**Short problem 1**
For the Steven Wilson album review, decide whether each statement agrees with it: (a) The Intrigue compilation contained 58 tracks. (b) Porcupine Tree is described as currently active. (c) Bill Nelson is listed among the widely acknowledged sonic adventurers. Give yes or no for each, along with the review's own words that settle it.
**Short problem 2**
Answer these from the Steven Wilson album review:
(a) Who wrote the review?
(b) Which years does the Intrigue compilation cover?
(c) What perspective does The Overview ponder, according to the subheading?
**Short problem 3**
Pick up the Steven Wilson album review after its final sentence and keep writing it.

━━━ Document excerpt

Steven Wilson The Overview Reviewed: Dazzlingly ambitious set from the modern day progfather

Neo prog overlord ponders the enhanced perspectives of viewing the Earth from space.


by Tom Doyle |
Updated on

Steven Wilson

The Overview

★★★★

FICTION

Two years ago, Steven Wilson curated an expansive 58-track box set compilation titled Intrigue: Progressive Sounds In UK Alternative Music 1979-89. A partial reclaiming of the ‘progressive’ term that has in some ways dogged both his solo career and his long tenure as the bandleader of (the now fallow) Porcupine Tree, his selections also served to shine a light on the maverick studio dreamers of that era who’d so inspired him. Alongside widely acknowledged sonic adventurers Kate BushPiL, the Associates and The The, he found room for lesser-recognised production pioneers such as Bill Nelson and Rupert Hine who’d tended to operate on the margins while pushing the envelope.

━━━━━━
━━━ Data segment

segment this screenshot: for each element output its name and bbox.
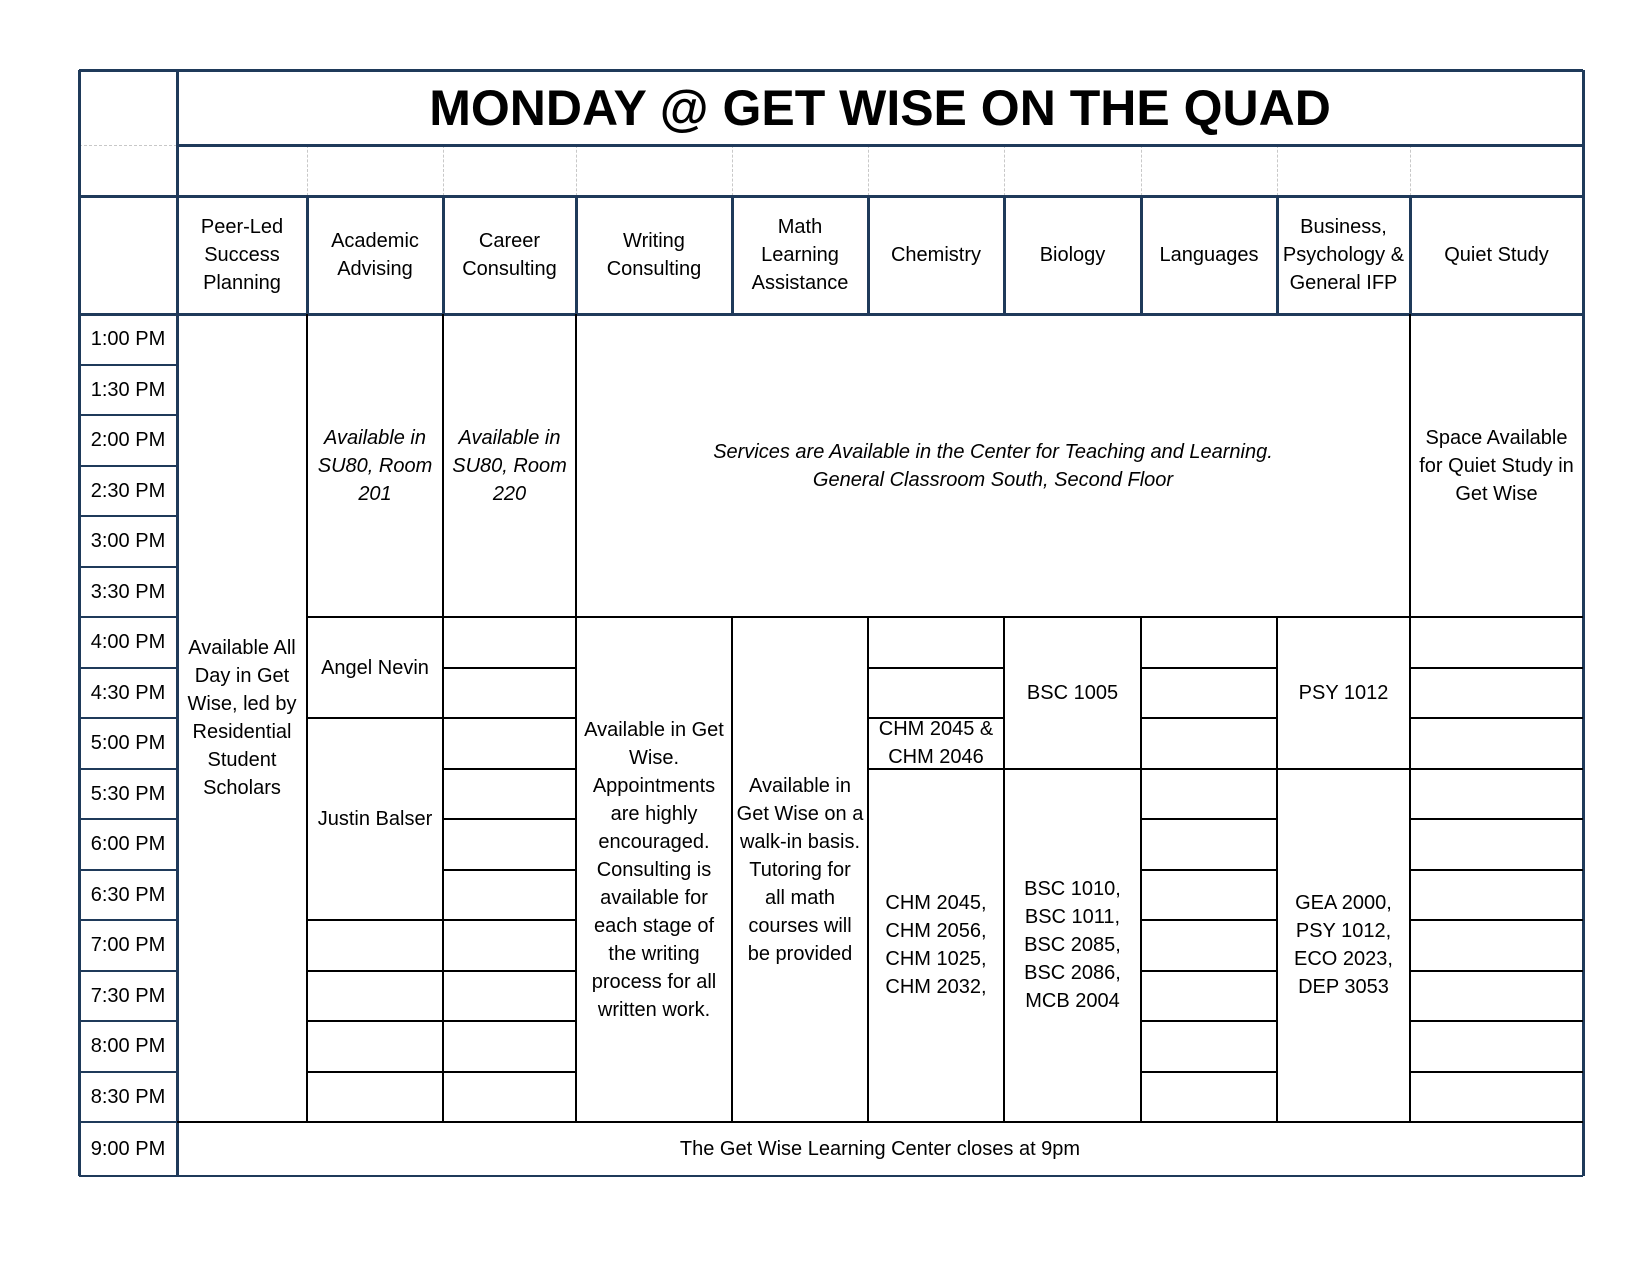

━━━━━━

**Exercise answer 1**
(a) Yes: "an expansive 58-track box set compilation"
(b) No: "(the now fallow) Porcupine Tree"
(c) No: "lesser-recognised production pioneers such as Bill Nelson and Rupert Hine"

**Exercise answer 2**
(a) Tom Doyle
(b) 1979-89
(c) The enhanced perspectives of viewing the Earth from space

**Exercise answer 3**
If there’s been a sense that Wilson has spent many shou years trying to dig himself out of a prog-shaped hole that he first broke ground on as a bedroom-recording teenager in Hemel Hempstead in the mid-’80s, by creating the initially one-man fantasy band Porcupine Tree, then his subsequent parallel career as a surround-sound mixer of catalogue LPs for the likes of Yes, King Crimson and Jethro Tull seemed to cement a perception of him as what Robert Fripp called the “progfather of his generation”. Some of Wilson’s past solo records tried to shake that label through diversions into post-punk (2008’s Insurgentes) and synth-pop (2021’s The Future Bites), before The Harmony Codex in 2023 managed to fuse his competing styles while stretching out into the longform.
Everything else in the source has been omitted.